TASK REQUIREMENTS:
Can you echo every line of the records below word for word, without changing anything?

INPUT ROWS:
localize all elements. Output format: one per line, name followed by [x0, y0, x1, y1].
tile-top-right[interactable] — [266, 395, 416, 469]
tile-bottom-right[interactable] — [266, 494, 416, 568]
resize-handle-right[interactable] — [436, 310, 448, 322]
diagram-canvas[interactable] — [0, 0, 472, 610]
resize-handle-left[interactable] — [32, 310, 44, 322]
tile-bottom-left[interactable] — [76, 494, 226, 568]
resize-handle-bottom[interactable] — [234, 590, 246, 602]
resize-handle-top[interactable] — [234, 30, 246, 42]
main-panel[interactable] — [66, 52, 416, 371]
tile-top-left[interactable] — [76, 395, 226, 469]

THE RESULT:
localize all elements. Output format: one per line, name followed by [x0, y0, x1, y1].
tile-top-right[interactable] — [266, 395, 416, 469]
tile-bottom-right[interactable] — [266, 494, 416, 568]
resize-handle-right[interactable] — [436, 310, 448, 322]
diagram-canvas[interactable] — [0, 0, 472, 610]
resize-handle-left[interactable] — [32, 310, 44, 322]
tile-bottom-left[interactable] — [76, 494, 226, 568]
resize-handle-bottom[interactable] — [234, 590, 246, 602]
resize-handle-top[interactable] — [234, 30, 246, 42]
main-panel[interactable] — [66, 52, 416, 371]
tile-top-left[interactable] — [76, 395, 226, 469]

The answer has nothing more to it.